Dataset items

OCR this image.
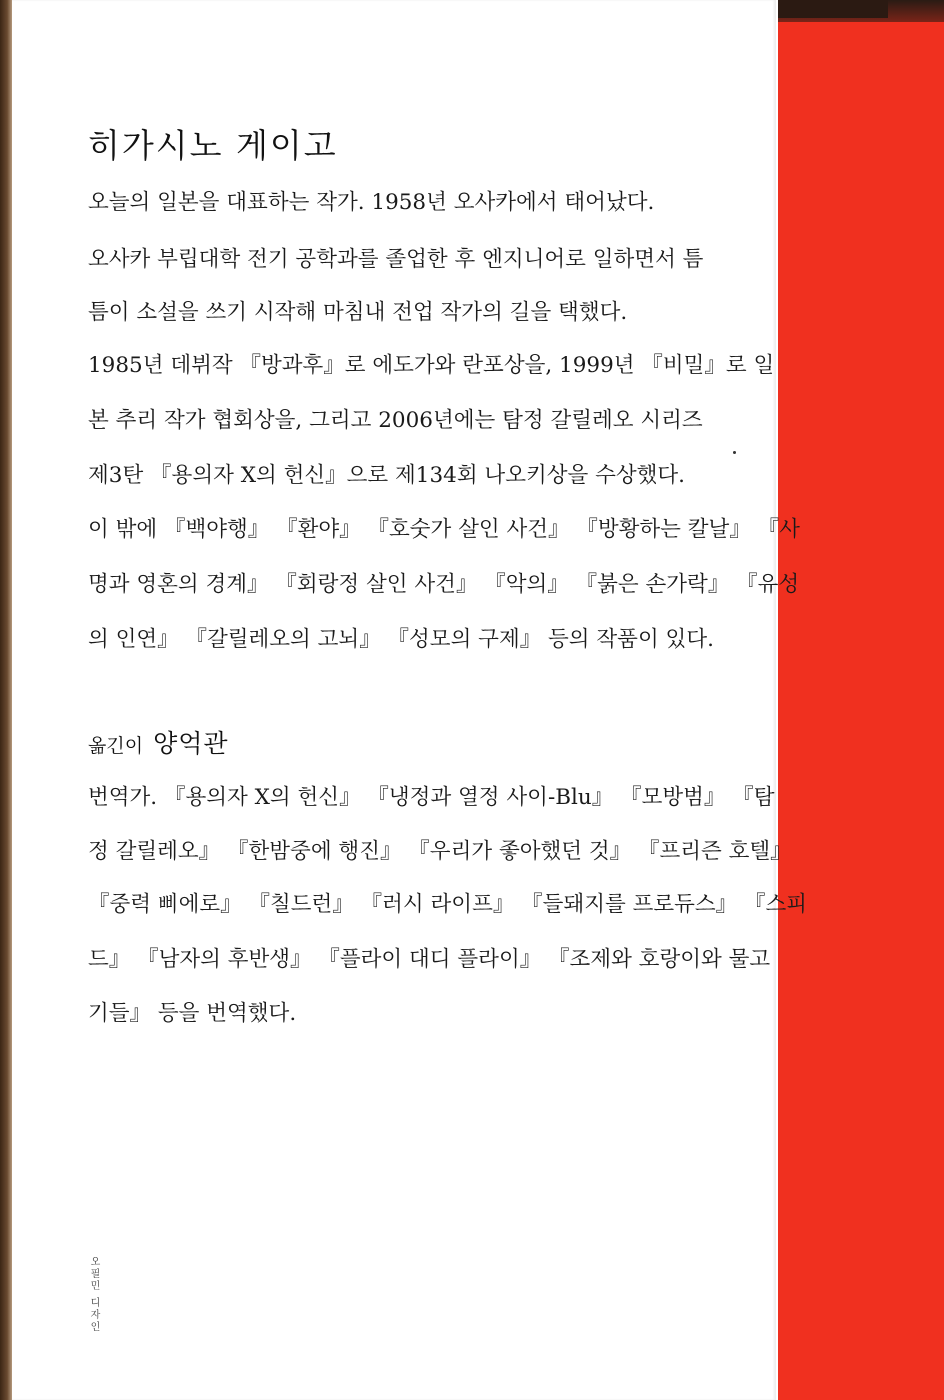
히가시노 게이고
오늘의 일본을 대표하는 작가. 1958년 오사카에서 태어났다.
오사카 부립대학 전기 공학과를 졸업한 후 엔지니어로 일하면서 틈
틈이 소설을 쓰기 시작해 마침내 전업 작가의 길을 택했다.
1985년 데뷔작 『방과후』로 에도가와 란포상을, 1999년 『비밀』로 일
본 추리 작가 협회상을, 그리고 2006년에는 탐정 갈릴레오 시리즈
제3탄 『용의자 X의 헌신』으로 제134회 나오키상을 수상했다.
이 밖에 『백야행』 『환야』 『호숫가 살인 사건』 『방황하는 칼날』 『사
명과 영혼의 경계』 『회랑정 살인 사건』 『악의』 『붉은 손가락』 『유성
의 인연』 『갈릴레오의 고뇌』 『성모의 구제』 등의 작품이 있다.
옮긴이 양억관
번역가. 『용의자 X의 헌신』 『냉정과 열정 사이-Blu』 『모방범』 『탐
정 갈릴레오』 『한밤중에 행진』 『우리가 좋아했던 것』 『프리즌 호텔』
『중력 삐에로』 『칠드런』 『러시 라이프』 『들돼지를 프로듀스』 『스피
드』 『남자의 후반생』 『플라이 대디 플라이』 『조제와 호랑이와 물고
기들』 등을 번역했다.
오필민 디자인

**Objective**
Reproduce each record above by retyping it exactly; omit all images.

**Exercise output**
OCR this image.
히가시노 게이고
오늘의 일본을 대표하는 작가. 1958년 오사카에서 태어났다.
오사카 부립대학 전기 공학과를 졸업한 후 엔지니어로 일하면서 틈
틈이 소설을 쓰기 시작해 마침내 전업 작가의 길을 택했다.
1985년 데뷔작 『방과후』로 에도가와 란포상을, 1999년 『비밀』로 일
본 추리 작가 협회상을, 그리고 2006년에는 탐정 갈릴레오 시리즈
제3탄 『용의자 X의 헌신』으로 제134회 나오키상을 수상했다.
이 밖에 『백야행』 『환야』 『호숫가 살인 사건』 『방황하는 칼날』 『사
명과 영혼의 경계』 『회랑정 살인 사건』 『악의』 『붉은 손가락』 『유성
의 인연』 『갈릴레오의 고뇌』 『성모의 구제』 등의 작품이 있다.
옮긴이 양억관
번역가. 『용의자 X의 헌신』 『냉정과 열정 사이-Blu』 『모방범』 『탐
정 갈릴레오』 『한밤중에 행진』 『우리가 좋아했던 것』 『프리즌 호텔』
『중력 삐에로』 『칠드런』 『러시 라이프』 『들돼지를 프로듀스』 『스피
드』 『남자의 후반생』 『플라이 대디 플라이』 『조제와 호랑이와 물고
기들』 등을 번역했다.
오필민 디자인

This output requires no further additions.